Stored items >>
::::

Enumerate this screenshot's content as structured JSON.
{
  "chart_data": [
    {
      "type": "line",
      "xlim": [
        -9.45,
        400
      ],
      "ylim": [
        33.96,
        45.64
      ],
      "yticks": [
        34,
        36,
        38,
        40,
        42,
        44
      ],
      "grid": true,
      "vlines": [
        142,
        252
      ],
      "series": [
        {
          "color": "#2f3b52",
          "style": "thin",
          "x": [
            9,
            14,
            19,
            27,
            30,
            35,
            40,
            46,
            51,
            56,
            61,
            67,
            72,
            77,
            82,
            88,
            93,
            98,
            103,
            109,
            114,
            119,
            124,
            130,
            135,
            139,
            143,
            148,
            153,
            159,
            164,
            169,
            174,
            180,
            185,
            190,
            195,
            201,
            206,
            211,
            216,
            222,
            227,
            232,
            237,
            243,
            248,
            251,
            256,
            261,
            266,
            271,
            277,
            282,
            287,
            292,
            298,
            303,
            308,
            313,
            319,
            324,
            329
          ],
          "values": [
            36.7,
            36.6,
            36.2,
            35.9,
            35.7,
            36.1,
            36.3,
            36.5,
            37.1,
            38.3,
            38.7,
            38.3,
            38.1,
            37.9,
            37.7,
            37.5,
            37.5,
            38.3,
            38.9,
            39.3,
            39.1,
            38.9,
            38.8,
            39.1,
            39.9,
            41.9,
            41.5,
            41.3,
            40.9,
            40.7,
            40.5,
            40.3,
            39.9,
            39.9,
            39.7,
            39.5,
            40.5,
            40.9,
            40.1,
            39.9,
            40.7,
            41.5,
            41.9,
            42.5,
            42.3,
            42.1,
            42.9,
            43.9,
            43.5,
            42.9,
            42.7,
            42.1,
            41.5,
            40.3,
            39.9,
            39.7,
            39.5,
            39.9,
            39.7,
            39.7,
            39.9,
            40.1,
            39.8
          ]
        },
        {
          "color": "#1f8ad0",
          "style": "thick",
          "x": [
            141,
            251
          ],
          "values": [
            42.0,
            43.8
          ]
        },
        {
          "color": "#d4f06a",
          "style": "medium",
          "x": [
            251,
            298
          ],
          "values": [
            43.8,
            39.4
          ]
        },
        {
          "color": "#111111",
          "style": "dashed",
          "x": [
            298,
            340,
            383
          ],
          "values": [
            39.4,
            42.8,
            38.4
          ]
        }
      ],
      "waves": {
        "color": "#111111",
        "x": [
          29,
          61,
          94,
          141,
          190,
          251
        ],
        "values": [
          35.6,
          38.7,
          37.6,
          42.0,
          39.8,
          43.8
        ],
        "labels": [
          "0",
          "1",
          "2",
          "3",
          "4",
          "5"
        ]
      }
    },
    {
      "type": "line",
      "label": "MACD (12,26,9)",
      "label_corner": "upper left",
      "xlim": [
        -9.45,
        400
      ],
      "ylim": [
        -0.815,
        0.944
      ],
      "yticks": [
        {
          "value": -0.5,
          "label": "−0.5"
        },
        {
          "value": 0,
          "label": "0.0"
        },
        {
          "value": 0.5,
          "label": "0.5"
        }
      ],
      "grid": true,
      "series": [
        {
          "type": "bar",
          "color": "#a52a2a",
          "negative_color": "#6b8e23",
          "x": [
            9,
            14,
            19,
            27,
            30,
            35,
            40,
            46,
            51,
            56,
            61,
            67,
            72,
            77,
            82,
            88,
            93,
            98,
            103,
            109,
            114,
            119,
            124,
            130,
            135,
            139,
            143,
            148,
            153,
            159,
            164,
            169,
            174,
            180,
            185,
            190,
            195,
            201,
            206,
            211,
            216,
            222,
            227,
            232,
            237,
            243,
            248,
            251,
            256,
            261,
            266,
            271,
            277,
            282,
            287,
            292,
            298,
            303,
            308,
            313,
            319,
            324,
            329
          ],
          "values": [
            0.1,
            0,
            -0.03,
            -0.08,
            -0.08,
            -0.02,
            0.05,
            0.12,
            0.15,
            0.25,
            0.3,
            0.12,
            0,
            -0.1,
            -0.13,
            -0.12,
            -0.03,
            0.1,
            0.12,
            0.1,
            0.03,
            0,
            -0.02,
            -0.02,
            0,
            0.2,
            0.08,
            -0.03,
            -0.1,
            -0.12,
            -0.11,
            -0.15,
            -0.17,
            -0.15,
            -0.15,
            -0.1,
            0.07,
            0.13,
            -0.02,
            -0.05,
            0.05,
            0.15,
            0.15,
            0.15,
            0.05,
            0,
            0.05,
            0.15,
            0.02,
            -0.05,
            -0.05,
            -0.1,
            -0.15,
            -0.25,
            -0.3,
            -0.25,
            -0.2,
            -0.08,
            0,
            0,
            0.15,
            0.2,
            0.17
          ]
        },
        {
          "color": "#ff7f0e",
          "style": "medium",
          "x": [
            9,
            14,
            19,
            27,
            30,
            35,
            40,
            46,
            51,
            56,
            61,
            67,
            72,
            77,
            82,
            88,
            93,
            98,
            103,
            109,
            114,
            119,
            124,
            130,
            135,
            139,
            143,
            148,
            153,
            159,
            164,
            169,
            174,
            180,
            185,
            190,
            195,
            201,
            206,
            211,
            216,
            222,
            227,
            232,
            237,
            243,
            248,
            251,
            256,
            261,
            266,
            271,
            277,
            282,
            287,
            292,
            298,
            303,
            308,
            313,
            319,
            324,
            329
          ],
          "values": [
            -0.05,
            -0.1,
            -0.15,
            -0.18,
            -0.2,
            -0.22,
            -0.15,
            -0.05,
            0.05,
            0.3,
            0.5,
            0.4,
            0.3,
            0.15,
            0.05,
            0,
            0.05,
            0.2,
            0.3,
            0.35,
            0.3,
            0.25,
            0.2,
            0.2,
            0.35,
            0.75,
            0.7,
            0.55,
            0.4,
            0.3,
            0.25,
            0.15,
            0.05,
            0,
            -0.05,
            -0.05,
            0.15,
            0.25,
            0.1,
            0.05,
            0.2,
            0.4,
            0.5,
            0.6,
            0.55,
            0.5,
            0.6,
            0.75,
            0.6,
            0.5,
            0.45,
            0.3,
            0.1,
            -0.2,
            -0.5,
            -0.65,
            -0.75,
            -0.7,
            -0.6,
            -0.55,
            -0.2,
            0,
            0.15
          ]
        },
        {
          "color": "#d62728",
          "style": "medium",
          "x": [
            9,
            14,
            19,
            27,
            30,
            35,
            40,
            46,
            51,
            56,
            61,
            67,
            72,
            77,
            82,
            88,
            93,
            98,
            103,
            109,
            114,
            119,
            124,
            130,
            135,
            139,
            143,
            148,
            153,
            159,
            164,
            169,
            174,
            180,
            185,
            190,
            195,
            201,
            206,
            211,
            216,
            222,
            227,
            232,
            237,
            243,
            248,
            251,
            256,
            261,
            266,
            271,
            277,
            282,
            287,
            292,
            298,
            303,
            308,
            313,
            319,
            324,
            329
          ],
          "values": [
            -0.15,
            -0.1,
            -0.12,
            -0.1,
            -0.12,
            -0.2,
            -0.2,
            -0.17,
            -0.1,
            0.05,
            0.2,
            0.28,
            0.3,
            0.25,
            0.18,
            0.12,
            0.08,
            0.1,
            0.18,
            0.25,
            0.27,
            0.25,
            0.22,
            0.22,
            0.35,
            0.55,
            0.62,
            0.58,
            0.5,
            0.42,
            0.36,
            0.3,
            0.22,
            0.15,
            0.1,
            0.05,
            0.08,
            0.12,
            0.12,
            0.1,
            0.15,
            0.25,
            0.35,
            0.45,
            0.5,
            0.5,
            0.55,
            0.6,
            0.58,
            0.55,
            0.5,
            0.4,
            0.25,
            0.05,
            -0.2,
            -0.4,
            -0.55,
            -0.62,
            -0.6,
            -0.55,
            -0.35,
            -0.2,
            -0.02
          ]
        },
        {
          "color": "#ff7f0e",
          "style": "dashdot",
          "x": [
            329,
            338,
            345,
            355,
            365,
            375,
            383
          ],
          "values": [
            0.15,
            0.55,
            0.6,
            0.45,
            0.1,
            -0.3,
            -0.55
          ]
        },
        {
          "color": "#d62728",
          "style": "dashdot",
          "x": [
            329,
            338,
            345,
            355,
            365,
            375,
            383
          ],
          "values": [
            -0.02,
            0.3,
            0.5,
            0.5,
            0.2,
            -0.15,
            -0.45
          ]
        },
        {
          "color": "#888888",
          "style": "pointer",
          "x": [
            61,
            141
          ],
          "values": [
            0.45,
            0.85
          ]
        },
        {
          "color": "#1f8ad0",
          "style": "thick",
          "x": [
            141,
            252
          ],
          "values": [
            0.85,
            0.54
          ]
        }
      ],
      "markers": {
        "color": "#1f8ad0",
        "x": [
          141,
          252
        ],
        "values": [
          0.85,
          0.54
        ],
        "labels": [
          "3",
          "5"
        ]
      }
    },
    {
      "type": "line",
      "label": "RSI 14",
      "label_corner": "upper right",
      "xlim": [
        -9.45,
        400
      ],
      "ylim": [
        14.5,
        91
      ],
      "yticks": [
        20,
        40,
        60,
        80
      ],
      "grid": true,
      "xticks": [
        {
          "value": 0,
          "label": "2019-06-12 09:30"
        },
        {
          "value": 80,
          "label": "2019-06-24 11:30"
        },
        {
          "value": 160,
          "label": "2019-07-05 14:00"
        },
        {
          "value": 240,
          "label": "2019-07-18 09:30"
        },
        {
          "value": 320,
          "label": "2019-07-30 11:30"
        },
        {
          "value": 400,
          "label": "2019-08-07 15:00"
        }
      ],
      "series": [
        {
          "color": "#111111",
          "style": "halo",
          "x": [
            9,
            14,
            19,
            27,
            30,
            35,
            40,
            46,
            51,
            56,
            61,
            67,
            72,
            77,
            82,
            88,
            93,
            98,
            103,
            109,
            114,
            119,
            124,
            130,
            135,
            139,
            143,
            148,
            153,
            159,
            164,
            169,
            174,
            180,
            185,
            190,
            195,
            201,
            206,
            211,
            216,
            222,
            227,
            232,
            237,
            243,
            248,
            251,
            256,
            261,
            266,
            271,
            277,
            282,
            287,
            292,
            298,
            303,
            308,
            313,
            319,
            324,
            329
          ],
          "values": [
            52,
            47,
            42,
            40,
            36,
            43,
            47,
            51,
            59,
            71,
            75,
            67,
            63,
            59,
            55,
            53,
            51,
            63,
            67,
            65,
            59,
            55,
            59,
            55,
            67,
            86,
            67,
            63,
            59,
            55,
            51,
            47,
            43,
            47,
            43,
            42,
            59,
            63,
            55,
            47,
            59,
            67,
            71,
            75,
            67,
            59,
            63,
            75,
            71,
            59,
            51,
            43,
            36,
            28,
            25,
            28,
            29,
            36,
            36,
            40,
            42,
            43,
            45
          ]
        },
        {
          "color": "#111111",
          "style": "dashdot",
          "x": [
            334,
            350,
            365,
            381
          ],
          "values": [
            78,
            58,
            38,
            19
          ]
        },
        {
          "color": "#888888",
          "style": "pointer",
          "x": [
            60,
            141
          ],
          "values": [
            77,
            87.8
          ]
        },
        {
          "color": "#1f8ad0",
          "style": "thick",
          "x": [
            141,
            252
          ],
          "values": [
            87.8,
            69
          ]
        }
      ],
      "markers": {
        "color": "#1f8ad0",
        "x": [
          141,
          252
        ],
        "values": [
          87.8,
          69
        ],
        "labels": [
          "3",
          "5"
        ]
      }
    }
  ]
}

::::

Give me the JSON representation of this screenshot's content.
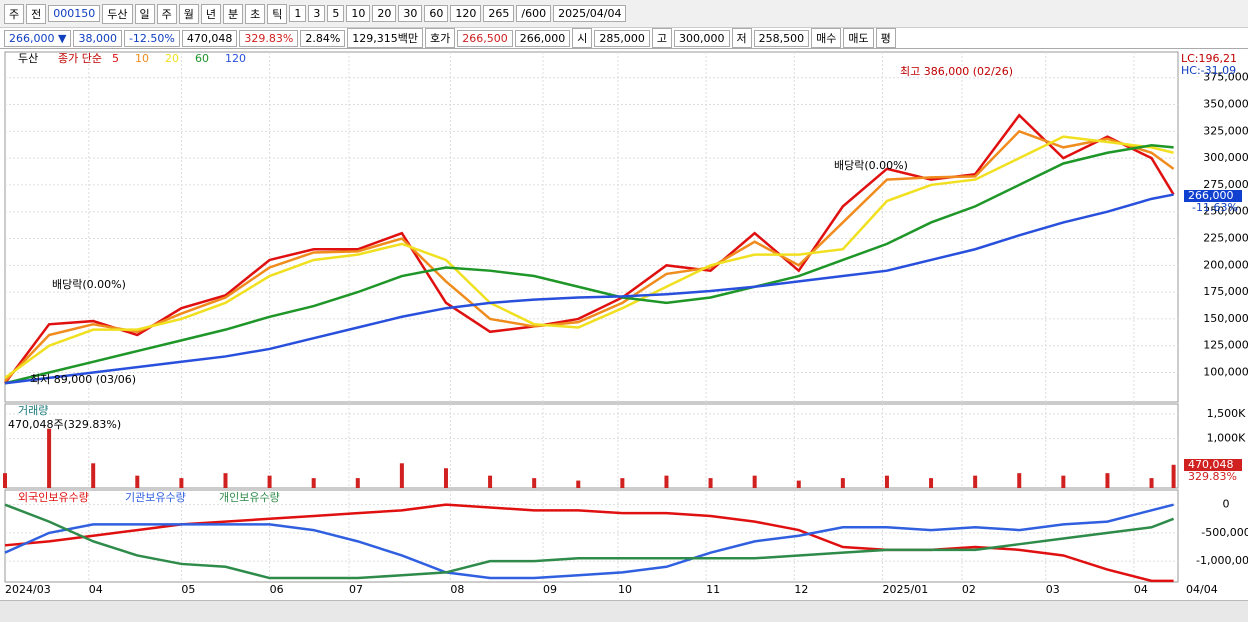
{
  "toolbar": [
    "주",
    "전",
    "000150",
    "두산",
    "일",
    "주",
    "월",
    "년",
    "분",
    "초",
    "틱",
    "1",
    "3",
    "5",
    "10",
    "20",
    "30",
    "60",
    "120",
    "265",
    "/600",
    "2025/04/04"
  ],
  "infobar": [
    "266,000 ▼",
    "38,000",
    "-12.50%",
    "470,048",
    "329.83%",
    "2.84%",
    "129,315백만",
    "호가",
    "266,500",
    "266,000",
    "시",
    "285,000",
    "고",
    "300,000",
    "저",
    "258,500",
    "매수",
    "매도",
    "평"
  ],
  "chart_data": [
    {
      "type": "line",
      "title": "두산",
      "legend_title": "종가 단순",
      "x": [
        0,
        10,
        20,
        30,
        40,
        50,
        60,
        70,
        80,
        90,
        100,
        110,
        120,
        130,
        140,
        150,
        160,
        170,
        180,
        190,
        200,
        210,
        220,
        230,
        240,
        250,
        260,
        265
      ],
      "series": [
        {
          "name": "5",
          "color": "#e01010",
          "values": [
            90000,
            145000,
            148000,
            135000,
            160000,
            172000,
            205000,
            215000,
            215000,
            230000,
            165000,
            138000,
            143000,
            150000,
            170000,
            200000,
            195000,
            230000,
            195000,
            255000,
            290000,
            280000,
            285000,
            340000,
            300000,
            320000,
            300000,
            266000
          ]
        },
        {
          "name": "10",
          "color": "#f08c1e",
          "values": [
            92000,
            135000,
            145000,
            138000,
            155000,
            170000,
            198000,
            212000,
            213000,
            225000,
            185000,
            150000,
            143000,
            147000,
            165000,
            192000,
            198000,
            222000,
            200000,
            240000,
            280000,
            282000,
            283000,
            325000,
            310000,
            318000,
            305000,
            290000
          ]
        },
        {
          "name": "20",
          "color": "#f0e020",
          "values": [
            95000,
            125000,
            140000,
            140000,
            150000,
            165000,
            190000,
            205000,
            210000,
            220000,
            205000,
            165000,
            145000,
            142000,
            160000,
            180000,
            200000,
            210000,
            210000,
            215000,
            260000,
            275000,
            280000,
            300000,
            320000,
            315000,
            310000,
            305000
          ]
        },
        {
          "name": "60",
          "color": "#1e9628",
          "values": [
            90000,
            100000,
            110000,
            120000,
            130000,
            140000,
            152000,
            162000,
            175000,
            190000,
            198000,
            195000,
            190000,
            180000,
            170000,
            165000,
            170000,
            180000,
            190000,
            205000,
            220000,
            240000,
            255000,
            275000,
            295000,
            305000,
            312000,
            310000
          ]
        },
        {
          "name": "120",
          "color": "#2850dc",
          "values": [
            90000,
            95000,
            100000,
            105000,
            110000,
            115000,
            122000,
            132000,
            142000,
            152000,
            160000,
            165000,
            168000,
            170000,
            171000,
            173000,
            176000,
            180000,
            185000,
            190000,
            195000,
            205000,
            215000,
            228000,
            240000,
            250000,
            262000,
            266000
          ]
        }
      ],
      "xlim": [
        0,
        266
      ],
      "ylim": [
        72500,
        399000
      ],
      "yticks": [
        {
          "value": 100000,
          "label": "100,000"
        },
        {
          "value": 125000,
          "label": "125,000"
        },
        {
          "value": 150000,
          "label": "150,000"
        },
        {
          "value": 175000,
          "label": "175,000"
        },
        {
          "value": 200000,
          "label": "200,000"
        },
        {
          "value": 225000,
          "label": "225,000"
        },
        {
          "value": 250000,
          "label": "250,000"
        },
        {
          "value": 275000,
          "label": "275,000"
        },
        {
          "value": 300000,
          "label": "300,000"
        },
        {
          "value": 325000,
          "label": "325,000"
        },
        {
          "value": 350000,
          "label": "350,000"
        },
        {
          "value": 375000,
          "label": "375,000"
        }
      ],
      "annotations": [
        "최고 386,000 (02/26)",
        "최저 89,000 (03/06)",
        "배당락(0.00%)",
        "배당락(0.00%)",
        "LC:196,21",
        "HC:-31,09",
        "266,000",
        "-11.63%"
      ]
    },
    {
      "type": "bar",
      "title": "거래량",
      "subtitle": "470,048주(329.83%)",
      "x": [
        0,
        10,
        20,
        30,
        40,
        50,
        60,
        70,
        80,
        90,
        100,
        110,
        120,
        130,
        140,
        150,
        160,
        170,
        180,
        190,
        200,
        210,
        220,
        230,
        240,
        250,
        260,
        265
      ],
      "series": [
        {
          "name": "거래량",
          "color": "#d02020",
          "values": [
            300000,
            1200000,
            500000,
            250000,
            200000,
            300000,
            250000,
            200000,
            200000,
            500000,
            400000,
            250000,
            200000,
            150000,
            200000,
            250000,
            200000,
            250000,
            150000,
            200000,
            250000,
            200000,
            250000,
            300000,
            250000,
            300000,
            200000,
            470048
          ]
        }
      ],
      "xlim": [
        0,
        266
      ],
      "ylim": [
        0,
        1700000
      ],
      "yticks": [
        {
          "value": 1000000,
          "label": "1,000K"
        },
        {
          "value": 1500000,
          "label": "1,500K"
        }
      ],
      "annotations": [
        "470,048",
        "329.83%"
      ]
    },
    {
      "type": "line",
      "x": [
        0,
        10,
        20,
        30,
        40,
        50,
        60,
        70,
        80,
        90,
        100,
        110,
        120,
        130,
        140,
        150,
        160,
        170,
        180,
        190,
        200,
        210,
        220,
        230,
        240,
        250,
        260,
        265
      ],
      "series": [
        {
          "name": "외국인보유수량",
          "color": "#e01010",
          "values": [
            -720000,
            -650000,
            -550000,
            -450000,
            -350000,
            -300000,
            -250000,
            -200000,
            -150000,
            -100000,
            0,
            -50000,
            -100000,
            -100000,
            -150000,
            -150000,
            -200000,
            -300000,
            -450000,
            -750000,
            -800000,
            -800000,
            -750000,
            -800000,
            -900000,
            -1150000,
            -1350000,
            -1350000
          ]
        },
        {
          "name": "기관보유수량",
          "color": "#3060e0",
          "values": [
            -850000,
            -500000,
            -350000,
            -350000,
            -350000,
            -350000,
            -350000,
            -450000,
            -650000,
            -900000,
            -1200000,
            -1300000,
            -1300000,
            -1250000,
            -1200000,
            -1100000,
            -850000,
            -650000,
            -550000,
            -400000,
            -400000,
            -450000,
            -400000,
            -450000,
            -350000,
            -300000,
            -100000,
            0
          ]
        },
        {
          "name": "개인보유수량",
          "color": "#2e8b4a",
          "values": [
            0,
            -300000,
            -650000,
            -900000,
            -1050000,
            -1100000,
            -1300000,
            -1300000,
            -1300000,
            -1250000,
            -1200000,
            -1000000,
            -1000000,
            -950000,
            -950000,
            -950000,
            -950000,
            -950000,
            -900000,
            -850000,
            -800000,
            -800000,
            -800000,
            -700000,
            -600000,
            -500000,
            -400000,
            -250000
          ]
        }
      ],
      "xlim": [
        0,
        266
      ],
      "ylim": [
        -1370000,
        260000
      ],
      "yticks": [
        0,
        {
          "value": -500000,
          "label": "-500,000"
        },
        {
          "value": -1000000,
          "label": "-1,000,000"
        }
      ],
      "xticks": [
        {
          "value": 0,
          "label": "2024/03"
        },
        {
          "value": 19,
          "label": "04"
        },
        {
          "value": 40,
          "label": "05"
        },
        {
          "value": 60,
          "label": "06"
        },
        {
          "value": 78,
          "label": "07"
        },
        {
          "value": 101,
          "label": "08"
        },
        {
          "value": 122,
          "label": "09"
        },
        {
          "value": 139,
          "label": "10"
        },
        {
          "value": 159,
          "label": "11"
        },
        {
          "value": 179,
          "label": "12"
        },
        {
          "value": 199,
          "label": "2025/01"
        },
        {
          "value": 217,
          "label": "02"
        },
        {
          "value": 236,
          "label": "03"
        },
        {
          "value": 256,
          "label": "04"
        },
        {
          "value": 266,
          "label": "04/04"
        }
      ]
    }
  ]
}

::::

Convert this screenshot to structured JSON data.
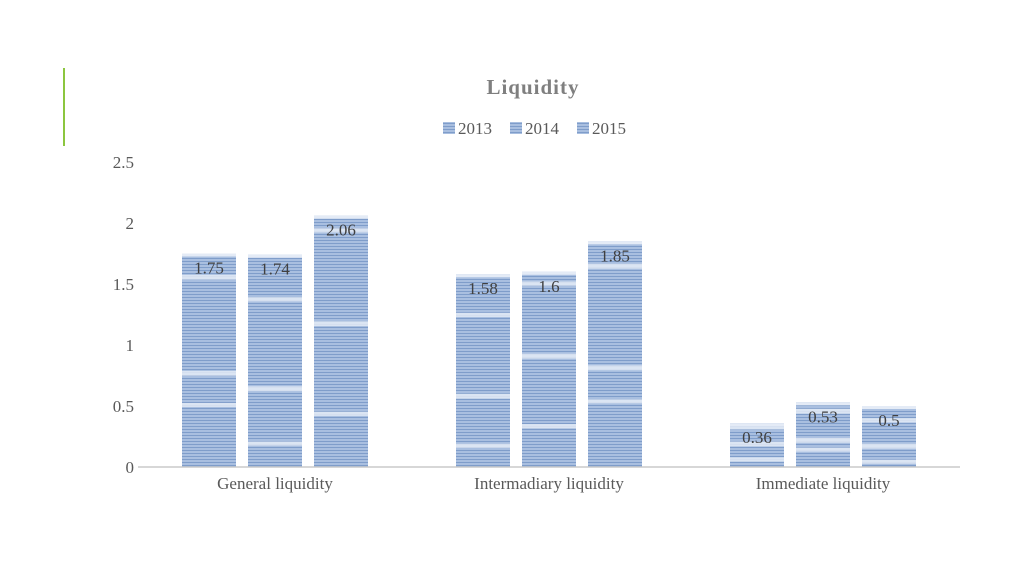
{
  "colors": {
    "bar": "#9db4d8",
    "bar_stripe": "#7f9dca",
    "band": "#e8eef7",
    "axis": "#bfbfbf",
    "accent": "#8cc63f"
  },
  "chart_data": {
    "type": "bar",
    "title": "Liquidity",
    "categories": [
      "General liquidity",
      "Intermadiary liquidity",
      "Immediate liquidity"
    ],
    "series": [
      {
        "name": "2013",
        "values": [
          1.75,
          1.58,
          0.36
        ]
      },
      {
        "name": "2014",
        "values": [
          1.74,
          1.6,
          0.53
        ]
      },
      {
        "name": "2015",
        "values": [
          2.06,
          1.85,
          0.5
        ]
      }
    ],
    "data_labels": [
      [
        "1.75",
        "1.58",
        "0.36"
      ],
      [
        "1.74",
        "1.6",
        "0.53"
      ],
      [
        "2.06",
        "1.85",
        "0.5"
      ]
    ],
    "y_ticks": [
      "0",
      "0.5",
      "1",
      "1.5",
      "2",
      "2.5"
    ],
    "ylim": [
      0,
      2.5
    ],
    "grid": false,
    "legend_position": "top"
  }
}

::::

Instructions for the task >>
Go through the material and copy out every line with "this" in it.

Expected output >>
Enumerate this screenshot's content as structured JSON.
Give me the JSON representation of this screenshot's content.
Convert this screenshot to structured JSON data.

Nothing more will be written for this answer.